#### EXERCISE A:
Copy the compound literals text from "The compound literal expression" through "the enclosing block).", inclusive.

The compound literal expression constructs an unnamed object of the type specified by type and initializes it as specified by initializer-list. Designated initializers are accepted.

The type of the compound literal is type (except when type is an array of unknown size; its size is deduced from the initializer-list as in array initialization).

The value category of a compound literal is lvalue (its address can be taken).

The unnamed object to which the compound literal evaluates has static storage duration if the compound literal occurs at file scope and automatic storage duration if the compound literal occurs at block scope (in which case the object's lifetime ends at the end of the enclosing block).

Notes

Compound literals of const-qualified character or wide character array types may share storage with string literals.

(const char []){"abc"} == "abc" // might be 1 or 0, implementation-defined

Each compound literal creates only a single object in its scope:

int f (void)
{
    struct s {int i;} *p = 0, *q;
    int j = 0;
again:
    q = p, p = &((struct s){ j++ });
    if (j < 2) goto again; // note; if a loop were used, it would end scope here, 
                           // which would terminate the lifetime of the compound literal
                           // leaving p as a dangling pointer
    return p == q && q->i == 1; // always returns 1
}

Because compound literals are unnamed, a compound literal cannot reference itself (a named struct can include a pointer to itself)

Although the syntax of a compound literal is similar to a cast, the important distinction is that a cast is a non-lvalue expression while a compound literal is an lvalue.

Example

int *p = (int[]){2, 4}; // creates an unnamed static array of type int[2]
                        // initializes the array to the values {2, 4}
                        // creates pointer p to point at the first element of the array
const float *pc = (const float []){1e0, 1e1, 1e2}; // read-only compound literal
 
int main(void)
{
    int n = 2, *p = &n;
    p = (int [2]){*p}; // creates an unnamed automatic array of type int[2]
                       // initializes the first element to the value formerly held in *p
                       // initializes the second element to zero
                       // stores the address of the first element in p
 
    struct point {double x,y;};
    void drawline1(struct point from, struct point to);
    void drawline2(struct point *from, struct point *to);
    drawline1((struct point){.x=1, .y=1},  // creates two structs with block scope 
              (struct point){.x=3, .y=4}); // and calls drawline1, passing them by value
    drawline2(&(struct point){.x=1, .y=1},  // creates two structs with block scope 
              &(struct point){.x=3, .y=4}); // and calls drawline2, passing their addresses
}

References

  • C11 standard (ISO/IEC 9899:2011):
  • 6.5.2.5 Compound literals (p: 85-87)
  • C99 standard (ISO/IEC 9899:1999):
  • 6.5.2.5 Compound literals (p: 75-77)

#### GIVEN DATA:
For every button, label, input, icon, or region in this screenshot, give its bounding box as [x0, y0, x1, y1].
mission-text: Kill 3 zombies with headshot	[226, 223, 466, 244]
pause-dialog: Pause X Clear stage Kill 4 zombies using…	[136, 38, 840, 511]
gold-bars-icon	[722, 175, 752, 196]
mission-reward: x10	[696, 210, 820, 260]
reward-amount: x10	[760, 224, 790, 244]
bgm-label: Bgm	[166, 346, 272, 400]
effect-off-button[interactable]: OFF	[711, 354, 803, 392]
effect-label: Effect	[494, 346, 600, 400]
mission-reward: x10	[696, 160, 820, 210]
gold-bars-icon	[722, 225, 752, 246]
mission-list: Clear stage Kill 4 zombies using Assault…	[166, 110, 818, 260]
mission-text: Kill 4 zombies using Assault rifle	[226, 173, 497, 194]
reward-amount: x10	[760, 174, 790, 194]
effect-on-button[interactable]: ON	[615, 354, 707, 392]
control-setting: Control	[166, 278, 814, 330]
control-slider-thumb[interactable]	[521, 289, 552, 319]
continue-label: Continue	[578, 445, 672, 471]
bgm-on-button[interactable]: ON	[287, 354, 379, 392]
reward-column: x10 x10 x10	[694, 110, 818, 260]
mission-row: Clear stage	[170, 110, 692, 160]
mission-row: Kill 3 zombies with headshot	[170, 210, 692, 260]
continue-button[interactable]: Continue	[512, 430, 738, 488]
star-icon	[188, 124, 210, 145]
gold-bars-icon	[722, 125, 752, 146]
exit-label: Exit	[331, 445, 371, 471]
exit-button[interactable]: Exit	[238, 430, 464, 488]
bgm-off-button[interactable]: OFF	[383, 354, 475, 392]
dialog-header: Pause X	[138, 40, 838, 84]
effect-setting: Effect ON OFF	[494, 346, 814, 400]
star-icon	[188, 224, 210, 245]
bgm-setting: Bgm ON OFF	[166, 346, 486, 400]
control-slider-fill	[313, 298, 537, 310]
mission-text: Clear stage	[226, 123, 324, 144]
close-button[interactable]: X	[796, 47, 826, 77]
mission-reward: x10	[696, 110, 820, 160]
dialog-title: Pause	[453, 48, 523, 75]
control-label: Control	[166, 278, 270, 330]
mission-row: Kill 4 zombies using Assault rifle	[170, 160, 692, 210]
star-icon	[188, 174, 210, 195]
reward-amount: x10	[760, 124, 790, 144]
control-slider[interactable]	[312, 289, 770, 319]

#### EXERCISE B:
Rewrite the entries from their first line through the line containing "124, 210, 145]", inclusive, with "mission-text" replaced by "objective-text" and nothing else changed.

#### FULL OUTPUT A:
The compound literal expression constructs an unnamed object of the type specified by type and initializes it as specified by initializer-list. Designated initializers are accepted.

The type of the compound literal is type (except when type is an array of unknown size; its size is deduced from the initializer-list as in array initialization).

The value category of a compound literal is lvalue (its address can be taken).

The unnamed object to which the compound literal evaluates has static storage duration if the compound literal occurs at file scope and automatic storage duration if the compound literal occurs at block scope (in which case the object's lifetime ends at the end of the enclosing block).

#### FULL OUTPUT B:
For every button, label, input, icon, or region in this screenshot, give its bounding box as [x0, y0, x1, y1].
objective-text: Kill 3 zombies with headshot	[226, 223, 466, 244]
pause-dialog: Pause X Clear stage Kill 4 zombies using…	[136, 38, 840, 511]
gold-bars-icon	[722, 175, 752, 196]
mission-reward: x10	[696, 210, 820, 260]
reward-amount: x10	[760, 224, 790, 244]
bgm-label: Bgm	[166, 346, 272, 400]
effect-off-button[interactable]: OFF	[711, 354, 803, 392]
effect-label: Effect	[494, 346, 600, 400]
mission-reward: x10	[696, 160, 820, 210]
gold-bars-icon	[722, 225, 752, 246]
mission-list: Clear stage Kill 4 zombies using Assault…	[166, 110, 818, 260]
objective-text: Kill 4 zombies using Assault rifle	[226, 173, 497, 194]
reward-amount: x10	[760, 174, 790, 194]
effect-on-button[interactable]: ON	[615, 354, 707, 392]
control-setting: Control	[166, 278, 814, 330]
control-slider-thumb[interactable]	[521, 289, 552, 319]
continue-label: Continue	[578, 445, 672, 471]
bgm-on-button[interactable]: ON	[287, 354, 379, 392]
reward-column: x10 x10 x10	[694, 110, 818, 260]
mission-row: Clear stage	[170, 110, 692, 160]
mission-row: Kill 3 zombies with headshot	[170, 210, 692, 260]
continue-button[interactable]: Continue	[512, 430, 738, 488]
star-icon	[188, 124, 210, 145]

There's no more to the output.